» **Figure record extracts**
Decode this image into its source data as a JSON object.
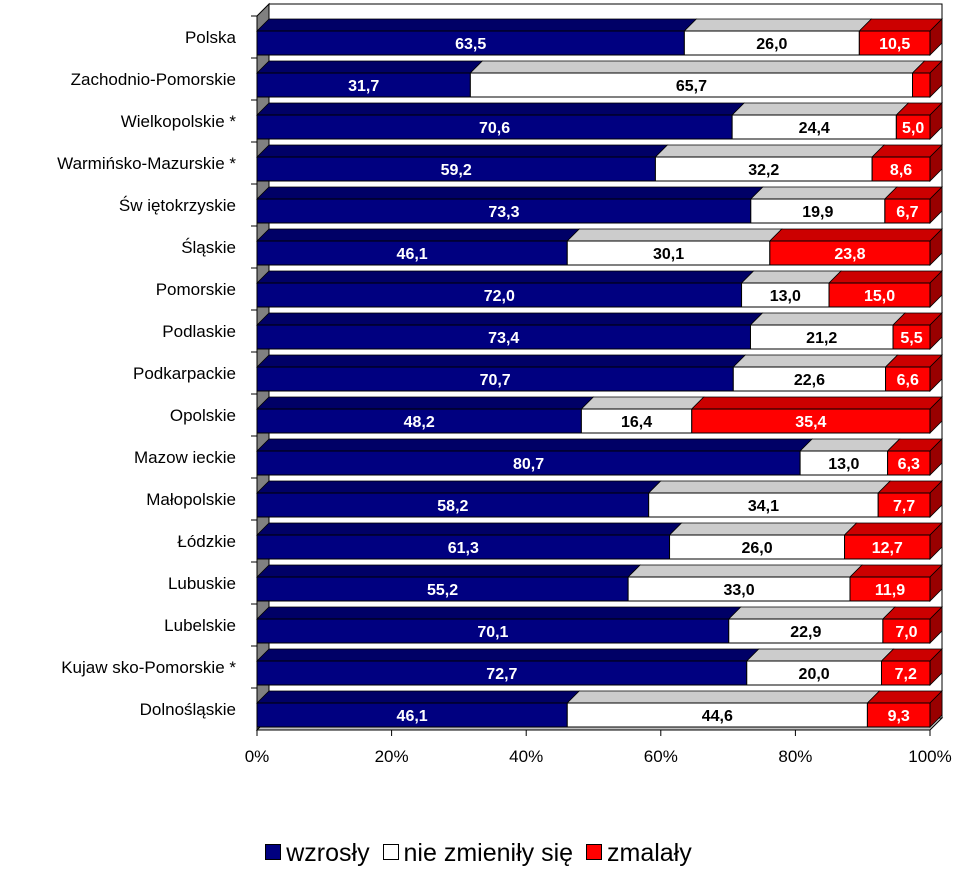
{
  "chart_data": {
    "type": "bar",
    "orientation": "horizontal",
    "stacked": "percent",
    "categories": [
      "Polska",
      "Zachodnio-Pomorskie",
      "Wielkopolskie *",
      "Warmińsko-Mazurskie *",
      "Św iętokrzyskie",
      "Śląskie",
      "Pomorskie",
      "Podlaskie",
      "Podkarpackie",
      "Opolskie",
      "Mazow ieckie",
      "Małopolskie",
      "Łódzkie",
      "Lubuskie",
      "Lubelskie",
      "Kujaw sko-Pomorskie *",
      "Dolnośląskie"
    ],
    "series": [
      {
        "name": "wzrosły",
        "color": "#000080",
        "values": [
          63.5,
          31.7,
          70.6,
          59.2,
          73.3,
          46.1,
          72.0,
          73.4,
          70.7,
          48.2,
          80.7,
          58.2,
          61.3,
          55.2,
          70.1,
          72.7,
          46.1
        ],
        "labels": [
          "63,5",
          "31,7",
          "70,6",
          "59,2",
          "73,3",
          "46,1",
          "72,0",
          "73,4",
          "70,7",
          "48,2",
          "80,7",
          "58,2",
          "61,3",
          "55,2",
          "70,1",
          "72,7",
          "46,1"
        ]
      },
      {
        "name": "nie zmieniły się",
        "color": "#ffffff",
        "values": [
          26.0,
          65.7,
          24.4,
          32.2,
          19.9,
          30.1,
          13.0,
          21.2,
          22.6,
          16.4,
          13.0,
          34.1,
          26.0,
          33.0,
          22.9,
          20.0,
          44.6
        ],
        "labels": [
          "26,0",
          "65,7",
          "24,4",
          "32,2",
          "19,9",
          "30,1",
          "13,0",
          "21,2",
          "22,6",
          "16,4",
          "13,0",
          "34,1",
          "26,0",
          "33,0",
          "22,9",
          "20,0",
          "44,6"
        ]
      },
      {
        "name": "zmalały",
        "color": "#ff0000",
        "values": [
          10.5,
          2.6,
          5.0,
          8.6,
          6.7,
          23.8,
          15.0,
          5.5,
          6.6,
          35.4,
          6.3,
          7.7,
          12.7,
          11.9,
          7.0,
          7.2,
          9.3
        ],
        "labels": [
          "10,5",
          "",
          "5,0",
          "8,6",
          "6,7",
          "23,8",
          "15,0",
          "5,5",
          "6,6",
          "35,4",
          "6,3",
          "7,7",
          "12,7",
          "11,9",
          "7,0",
          "7,2",
          "9,3"
        ]
      }
    ],
    "x_ticks": [
      "0%",
      "20%",
      "40%",
      "60%",
      "80%",
      "100%"
    ],
    "xlim": [
      0,
      100
    ],
    "legend_position": "bottom",
    "grid": false,
    "three_d": true
  }
}
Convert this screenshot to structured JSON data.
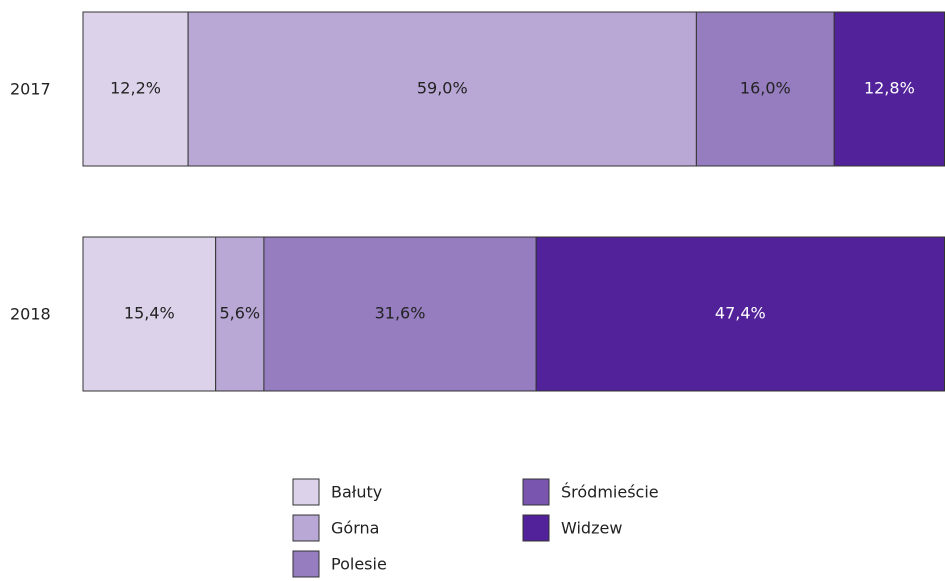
{
  "chart_data": {
    "type": "stacked_barh",
    "categories": [
      "2017",
      "2018"
    ],
    "xlim": [
      0,
      100
    ],
    "legend": "bottom",
    "series": [
      {
        "name": "Bałuty",
        "color": "#dcd3eb",
        "values": [
          12.2,
          15.4
        ],
        "value_labels": [
          "12,2%",
          "15,4%"
        ]
      },
      {
        "name": "Górna",
        "color": "#b9a7d6",
        "values": [
          59.0,
          5.6
        ],
        "value_labels": [
          "59,0%",
          "5,6%"
        ]
      },
      {
        "name": "Polesie",
        "color": "#967dc0",
        "values": [
          16.0,
          31.6
        ],
        "value_labels": [
          "16,0%",
          "31,6%"
        ]
      },
      {
        "name": "Śródmieście",
        "color": "#7a55b0",
        "values": [
          null,
          null
        ],
        "value_labels": [
          null,
          null
        ]
      },
      {
        "name": "Widzew",
        "color": "#52229a",
        "values": [
          12.8,
          47.4
        ],
        "value_labels": [
          "12,8%",
          "47,4%"
        ]
      }
    ]
  }
}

» **DIRECTIVE**
Copy the material shown above in full and exactly. Skip the pictures.

» **ANSWER IN FULL**
Decode this image into its source data as a JSON object.
{
  "chart_data": {
    "type": "bar",
    "orientation": "horizontal",
    "stacked": "percent",
    "categories": [
      "Polska",
      "Zachodnio-Pomorskie",
      "Wielkopolskie *",
      "Warmińsko-Mazurskie *",
      "Św iętokrzyskie",
      "Śląskie",
      "Pomorskie",
      "Podlaskie",
      "Podkarpackie",
      "Opolskie",
      "Mazow ieckie",
      "Małopolskie",
      "Łódzkie",
      "Lubuskie",
      "Lubelskie",
      "Kujaw sko-Pomorskie *",
      "Dolnośląskie"
    ],
    "series": [
      {
        "name": "wzrosły",
        "color": "#000080",
        "values": [
          63.5,
          31.7,
          70.6,
          59.2,
          73.3,
          46.1,
          72.0,
          73.4,
          70.7,
          48.2,
          80.7,
          58.2,
          61.3,
          55.2,
          70.1,
          72.7,
          46.1
        ],
        "labels": [
          "63,5",
          "31,7",
          "70,6",
          "59,2",
          "73,3",
          "46,1",
          "72,0",
          "73,4",
          "70,7",
          "48,2",
          "80,7",
          "58,2",
          "61,3",
          "55,2",
          "70,1",
          "72,7",
          "46,1"
        ]
      },
      {
        "name": "nie zmieniły się",
        "color": "#ffffff",
        "values": [
          26.0,
          65.7,
          24.4,
          32.2,
          19.9,
          30.1,
          13.0,
          21.2,
          22.6,
          16.4,
          13.0,
          34.1,
          26.0,
          33.0,
          22.9,
          20.0,
          44.6
        ],
        "labels": [
          "26,0",
          "65,7",
          "24,4",
          "32,2",
          "19,9",
          "30,1",
          "13,0",
          "21,2",
          "22,6",
          "16,4",
          "13,0",
          "34,1",
          "26,0",
          "33,0",
          "22,9",
          "20,0",
          "44,6"
        ]
      },
      {
        "name": "zmalały",
        "color": "#ff0000",
        "values": [
          10.5,
          2.6,
          5.0,
          8.6,
          6.7,
          23.8,
          15.0,
          5.5,
          6.6,
          35.4,
          6.3,
          7.7,
          12.7,
          11.9,
          7.0,
          7.2,
          9.3
        ],
        "labels": [
          "10,5",
          "",
          "5,0",
          "8,6",
          "6,7",
          "23,8",
          "15,0",
          "5,5",
          "6,6",
          "35,4",
          "6,3",
          "7,7",
          "12,7",
          "11,9",
          "7,0",
          "7,2",
          "9,3"
        ]
      }
    ],
    "x_ticks": [
      "0%",
      "20%",
      "40%",
      "60%",
      "80%",
      "100%"
    ],
    "xlim": [
      0,
      100
    ],
    "legend_position": "bottom",
    "grid": false,
    "three_d": true
  }
}
Convert this screenshot to structured JSON data.
{
  "chart_data": {
    "type": "stacked_barh",
    "categories": [
      "2017",
      "2018"
    ],
    "xlim": [
      0,
      100
    ],
    "legend": "bottom",
    "series": [
      {
        "name": "Bałuty",
        "color": "#dcd3eb",
        "values": [
          12.2,
          15.4
        ],
        "value_labels": [
          "12,2%",
          "15,4%"
        ]
      },
      {
        "name": "Górna",
        "color": "#b9a7d6",
        "values": [
          59.0,
          5.6
        ],
        "value_labels": [
          "59,0%",
          "5,6%"
        ]
      },
      {
        "name": "Polesie",
        "color": "#967dc0",
        "values": [
          16.0,
          31.6
        ],
        "value_labels": [
          "16,0%",
          "31,6%"
        ]
      },
      {
        "name": "Śródmieście",
        "color": "#7a55b0",
        "values": [
          null,
          null
        ],
        "value_labels": [
          null,
          null
        ]
      },
      {
        "name": "Widzew",
        "color": "#52229a",
        "values": [
          12.8,
          47.4
        ],
        "value_labels": [
          "12,8%",
          "47,4%"
        ]
      }
    ]
  }
}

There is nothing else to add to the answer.